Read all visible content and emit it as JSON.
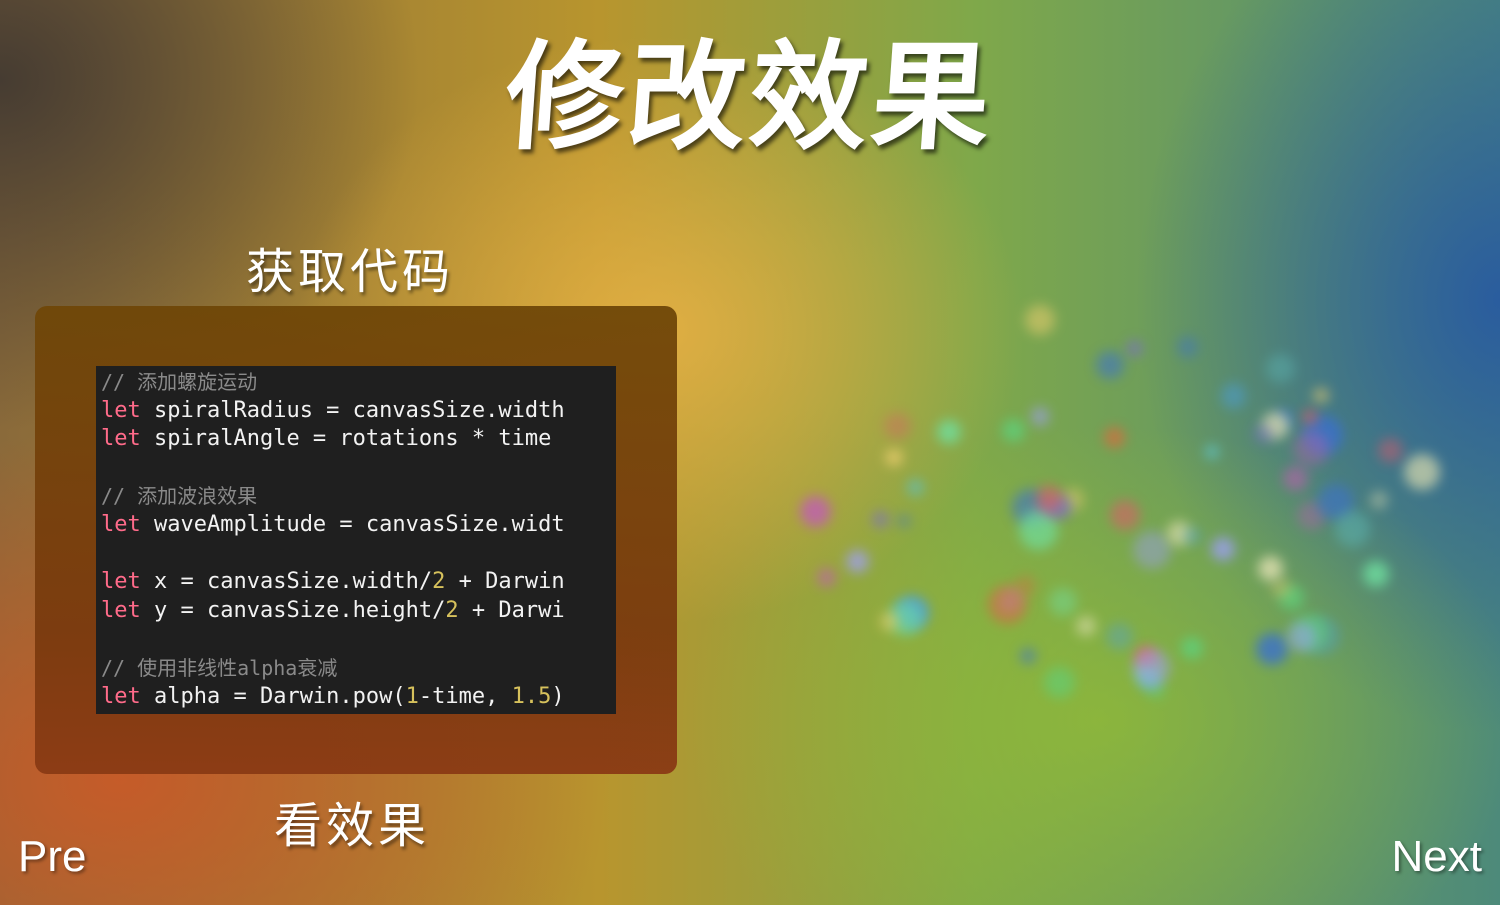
{
  "slide": {
    "title": "修改效果",
    "get_code_label": "获取代码",
    "see_effect_label": "看效果"
  },
  "code": {
    "lines": [
      [
        {
          "t": "// 添加螺旋运动",
          "k": "comment"
        }
      ],
      [
        {
          "t": "let",
          "k": "kw"
        },
        {
          "t": " spiralRadius = canvasSize.width",
          "k": "plain"
        }
      ],
      [
        {
          "t": "let",
          "k": "kw"
        },
        {
          "t": " spiralAngle = rotations * time ",
          "k": "plain"
        }
      ],
      [],
      [
        {
          "t": "// 添加波浪效果",
          "k": "comment"
        }
      ],
      [
        {
          "t": "let",
          "k": "kw"
        },
        {
          "t": " waveAmplitude = canvasSize.widt",
          "k": "plain"
        }
      ],
      [],
      [
        {
          "t": "let",
          "k": "kw"
        },
        {
          "t": " x = canvasSize.width/",
          "k": "plain"
        },
        {
          "t": "2",
          "k": "num"
        },
        {
          "t": " + Darwin",
          "k": "plain"
        }
      ],
      [
        {
          "t": "let",
          "k": "kw"
        },
        {
          "t": " y = canvasSize.height/",
          "k": "plain"
        },
        {
          "t": "2",
          "k": "num"
        },
        {
          "t": " + Darwi",
          "k": "plain"
        }
      ],
      [],
      [
        {
          "t": "// 使用非线性alpha衰减",
          "k": "comment"
        }
      ],
      [
        {
          "t": "let",
          "k": "kw"
        },
        {
          "t": " alpha = Darwin.pow(",
          "k": "plain"
        },
        {
          "t": "1",
          "k": "num"
        },
        {
          "t": "-time, ",
          "k": "plain"
        },
        {
          "t": "1.5",
          "k": "num"
        },
        {
          "t": ")",
          "k": "plain"
        }
      ]
    ]
  },
  "navigation": {
    "pre_label": "Pre",
    "next_label": "Next"
  },
  "colors": {
    "keyword": "#ff6b8a",
    "number": "#d6c15c",
    "comment": "#8a8a8a",
    "code_background": "#1f1f1f"
  }
}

> **EXERCISE INSTRUCTIONS**
Write out every record above exactly as it stands, but leave out the pictures.

> **EXPECTED ANSWER**
Read all visible content and emit it as JSON.
{
  "slide": {
    "title": "修改效果",
    "get_code_label": "获取代码",
    "see_effect_label": "看效果"
  },
  "code": {
    "lines": [
      [
        {
          "t": "// 添加螺旋运动",
          "k": "comment"
        }
      ],
      [
        {
          "t": "let",
          "k": "kw"
        },
        {
          "t": " spiralRadius = canvasSize.width",
          "k": "plain"
        }
      ],
      [
        {
          "t": "let",
          "k": "kw"
        },
        {
          "t": " spiralAngle = rotations * time ",
          "k": "plain"
        }
      ],
      [],
      [
        {
          "t": "// 添加波浪效果",
          "k": "comment"
        }
      ],
      [
        {
          "t": "let",
          "k": "kw"
        },
        {
          "t": " waveAmplitude = canvasSize.widt",
          "k": "plain"
        }
      ],
      [],
      [
        {
          "t": "let",
          "k": "kw"
        },
        {
          "t": " x = canvasSize.width/",
          "k": "plain"
        },
        {
          "t": "2",
          "k": "num"
        },
        {
          "t": " + Darwin",
          "k": "plain"
        }
      ],
      [
        {
          "t": "let",
          "k": "kw"
        },
        {
          "t": " y = canvasSize.height/",
          "k": "plain"
        },
        {
          "t": "2",
          "k": "num"
        },
        {
          "t": " + Darwi",
          "k": "plain"
        }
      ],
      [],
      [
        {
          "t": "// 使用非线性alpha衰减",
          "k": "comment"
        }
      ],
      [
        {
          "t": "let",
          "k": "kw"
        },
        {
          "t": " alpha = Darwin.pow(",
          "k": "plain"
        },
        {
          "t": "1",
          "k": "num"
        },
        {
          "t": "-time, ",
          "k": "plain"
        },
        {
          "t": "1.5",
          "k": "num"
        },
        {
          "t": ")",
          "k": "plain"
        }
      ]
    ]
  },
  "navigation": {
    "pre_label": "Pre",
    "next_label": "Next"
  },
  "colors": {
    "keyword": "#ff6b8a",
    "number": "#d6c15c",
    "comment": "#8a8a8a",
    "code_background": "#1f1f1f"
  }
}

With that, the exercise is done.